▸ **WHAT THE EXERCISE ASKS**:
Show all lines that include the string "Overall"; copy each one.

▸ **EXERCISE DATA**:
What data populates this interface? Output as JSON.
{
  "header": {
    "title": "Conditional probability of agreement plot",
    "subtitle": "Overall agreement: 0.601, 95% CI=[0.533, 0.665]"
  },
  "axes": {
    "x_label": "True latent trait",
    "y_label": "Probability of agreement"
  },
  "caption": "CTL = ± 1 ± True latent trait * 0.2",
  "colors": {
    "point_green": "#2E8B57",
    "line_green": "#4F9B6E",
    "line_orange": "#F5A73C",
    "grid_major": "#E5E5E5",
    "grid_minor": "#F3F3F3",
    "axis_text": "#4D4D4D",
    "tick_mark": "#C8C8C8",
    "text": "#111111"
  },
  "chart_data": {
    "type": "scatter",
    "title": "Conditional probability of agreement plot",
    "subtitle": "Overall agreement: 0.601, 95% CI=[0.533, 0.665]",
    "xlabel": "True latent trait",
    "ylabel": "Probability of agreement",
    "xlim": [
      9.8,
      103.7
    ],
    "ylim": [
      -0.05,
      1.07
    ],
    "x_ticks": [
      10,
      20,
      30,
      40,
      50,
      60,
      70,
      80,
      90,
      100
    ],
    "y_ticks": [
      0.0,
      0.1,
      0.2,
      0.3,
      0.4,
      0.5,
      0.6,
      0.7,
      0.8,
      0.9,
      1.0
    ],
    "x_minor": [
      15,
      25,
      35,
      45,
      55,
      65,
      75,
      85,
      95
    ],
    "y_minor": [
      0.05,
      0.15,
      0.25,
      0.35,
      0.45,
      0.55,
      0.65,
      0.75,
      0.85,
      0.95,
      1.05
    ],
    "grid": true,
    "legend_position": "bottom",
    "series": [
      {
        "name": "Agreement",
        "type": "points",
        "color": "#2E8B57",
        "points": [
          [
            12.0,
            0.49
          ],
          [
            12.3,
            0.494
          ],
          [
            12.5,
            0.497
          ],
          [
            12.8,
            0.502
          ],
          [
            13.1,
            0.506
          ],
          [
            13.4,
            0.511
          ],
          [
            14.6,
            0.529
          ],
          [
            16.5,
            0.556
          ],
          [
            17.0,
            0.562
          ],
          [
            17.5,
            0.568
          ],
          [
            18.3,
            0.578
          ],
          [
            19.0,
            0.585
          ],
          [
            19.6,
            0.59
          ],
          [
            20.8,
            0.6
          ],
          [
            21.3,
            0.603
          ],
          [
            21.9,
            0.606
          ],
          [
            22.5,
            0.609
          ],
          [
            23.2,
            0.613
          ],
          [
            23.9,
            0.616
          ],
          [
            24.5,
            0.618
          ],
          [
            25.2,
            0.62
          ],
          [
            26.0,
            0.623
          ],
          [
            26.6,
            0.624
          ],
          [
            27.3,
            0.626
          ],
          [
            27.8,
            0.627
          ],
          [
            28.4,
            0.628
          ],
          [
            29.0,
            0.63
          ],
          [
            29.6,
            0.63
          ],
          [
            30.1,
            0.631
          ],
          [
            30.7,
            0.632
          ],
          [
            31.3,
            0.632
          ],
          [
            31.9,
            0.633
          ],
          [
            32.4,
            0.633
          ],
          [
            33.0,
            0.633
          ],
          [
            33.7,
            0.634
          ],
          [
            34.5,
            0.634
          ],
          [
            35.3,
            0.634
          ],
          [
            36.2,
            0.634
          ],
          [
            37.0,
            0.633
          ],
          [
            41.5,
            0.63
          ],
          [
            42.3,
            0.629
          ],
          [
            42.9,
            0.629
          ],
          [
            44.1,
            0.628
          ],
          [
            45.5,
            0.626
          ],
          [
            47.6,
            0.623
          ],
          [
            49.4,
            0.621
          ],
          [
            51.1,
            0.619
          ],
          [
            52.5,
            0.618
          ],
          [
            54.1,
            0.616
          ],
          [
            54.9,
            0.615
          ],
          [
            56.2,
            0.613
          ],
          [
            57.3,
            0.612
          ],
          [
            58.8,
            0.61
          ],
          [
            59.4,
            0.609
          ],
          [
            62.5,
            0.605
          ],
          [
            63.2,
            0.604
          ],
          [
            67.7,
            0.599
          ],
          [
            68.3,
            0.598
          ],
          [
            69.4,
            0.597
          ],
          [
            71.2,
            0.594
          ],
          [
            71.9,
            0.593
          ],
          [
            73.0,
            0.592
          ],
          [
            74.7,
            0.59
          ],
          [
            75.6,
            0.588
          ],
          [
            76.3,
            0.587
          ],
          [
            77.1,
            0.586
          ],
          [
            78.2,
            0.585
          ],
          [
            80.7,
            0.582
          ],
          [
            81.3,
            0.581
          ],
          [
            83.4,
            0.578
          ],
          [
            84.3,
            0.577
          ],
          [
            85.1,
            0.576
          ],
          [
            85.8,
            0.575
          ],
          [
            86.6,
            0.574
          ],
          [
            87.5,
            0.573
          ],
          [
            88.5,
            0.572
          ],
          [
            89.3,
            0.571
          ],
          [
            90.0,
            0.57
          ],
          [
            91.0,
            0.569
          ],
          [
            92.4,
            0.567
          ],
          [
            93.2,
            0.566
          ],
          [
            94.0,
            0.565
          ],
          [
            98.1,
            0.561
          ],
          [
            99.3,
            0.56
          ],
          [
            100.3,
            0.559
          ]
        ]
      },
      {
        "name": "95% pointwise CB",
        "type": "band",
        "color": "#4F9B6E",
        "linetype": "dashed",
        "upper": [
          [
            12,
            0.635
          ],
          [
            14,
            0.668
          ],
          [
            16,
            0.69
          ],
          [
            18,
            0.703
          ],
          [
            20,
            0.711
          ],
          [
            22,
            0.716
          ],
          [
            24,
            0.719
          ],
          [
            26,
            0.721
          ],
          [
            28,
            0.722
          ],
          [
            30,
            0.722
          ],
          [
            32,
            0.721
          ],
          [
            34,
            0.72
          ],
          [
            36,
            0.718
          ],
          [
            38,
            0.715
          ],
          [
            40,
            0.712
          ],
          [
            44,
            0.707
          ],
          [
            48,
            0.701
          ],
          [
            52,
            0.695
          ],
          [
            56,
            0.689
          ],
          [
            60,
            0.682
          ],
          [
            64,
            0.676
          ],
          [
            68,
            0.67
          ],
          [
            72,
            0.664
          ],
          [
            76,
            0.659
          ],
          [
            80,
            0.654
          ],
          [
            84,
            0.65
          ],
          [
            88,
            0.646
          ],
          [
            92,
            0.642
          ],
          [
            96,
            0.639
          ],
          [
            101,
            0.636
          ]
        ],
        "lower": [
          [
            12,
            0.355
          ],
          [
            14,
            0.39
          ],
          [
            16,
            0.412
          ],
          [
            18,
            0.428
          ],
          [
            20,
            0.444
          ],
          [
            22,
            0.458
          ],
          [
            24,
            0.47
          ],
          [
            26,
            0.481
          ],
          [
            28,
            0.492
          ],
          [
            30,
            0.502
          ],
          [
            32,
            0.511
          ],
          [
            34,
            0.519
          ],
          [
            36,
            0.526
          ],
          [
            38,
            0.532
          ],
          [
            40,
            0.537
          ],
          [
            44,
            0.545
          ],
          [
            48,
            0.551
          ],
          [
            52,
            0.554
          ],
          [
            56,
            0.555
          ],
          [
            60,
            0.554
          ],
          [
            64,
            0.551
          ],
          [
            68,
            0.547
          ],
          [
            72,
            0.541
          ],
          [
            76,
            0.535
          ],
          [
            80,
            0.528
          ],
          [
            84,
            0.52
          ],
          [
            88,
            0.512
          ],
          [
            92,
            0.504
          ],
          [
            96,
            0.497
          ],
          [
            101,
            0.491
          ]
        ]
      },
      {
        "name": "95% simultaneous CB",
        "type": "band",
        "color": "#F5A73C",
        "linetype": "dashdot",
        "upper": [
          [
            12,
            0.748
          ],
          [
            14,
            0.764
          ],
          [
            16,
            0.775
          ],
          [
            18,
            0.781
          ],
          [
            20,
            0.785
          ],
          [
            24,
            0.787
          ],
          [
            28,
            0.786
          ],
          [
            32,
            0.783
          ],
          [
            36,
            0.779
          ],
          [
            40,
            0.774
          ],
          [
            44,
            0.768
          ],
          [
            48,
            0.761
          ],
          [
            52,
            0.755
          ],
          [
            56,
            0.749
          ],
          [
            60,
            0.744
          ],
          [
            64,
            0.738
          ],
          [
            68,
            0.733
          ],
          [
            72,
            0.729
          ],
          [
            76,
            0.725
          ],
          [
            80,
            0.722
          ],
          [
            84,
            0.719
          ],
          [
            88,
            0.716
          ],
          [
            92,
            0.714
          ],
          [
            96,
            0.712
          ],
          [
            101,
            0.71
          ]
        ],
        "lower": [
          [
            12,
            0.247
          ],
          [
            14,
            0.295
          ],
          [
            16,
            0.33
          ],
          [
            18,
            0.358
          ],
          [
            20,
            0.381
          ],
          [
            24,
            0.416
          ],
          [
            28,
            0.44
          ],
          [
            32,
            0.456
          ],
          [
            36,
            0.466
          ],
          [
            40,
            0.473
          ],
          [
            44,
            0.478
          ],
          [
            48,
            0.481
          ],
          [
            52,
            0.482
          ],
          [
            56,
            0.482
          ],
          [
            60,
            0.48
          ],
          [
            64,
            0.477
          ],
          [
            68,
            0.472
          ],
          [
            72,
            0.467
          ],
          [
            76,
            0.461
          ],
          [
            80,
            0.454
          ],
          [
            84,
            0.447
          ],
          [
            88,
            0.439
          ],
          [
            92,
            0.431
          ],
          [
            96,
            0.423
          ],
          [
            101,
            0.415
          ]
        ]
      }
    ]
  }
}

▸ **EXPECTED ANSWER**:
    "subtitle": "Overall agreement: 0.601, 95% CI=[0.533, 0.665]"
    "subtitle": "Overall agreement: 0.601, 95% CI=[0.533, 0.665]",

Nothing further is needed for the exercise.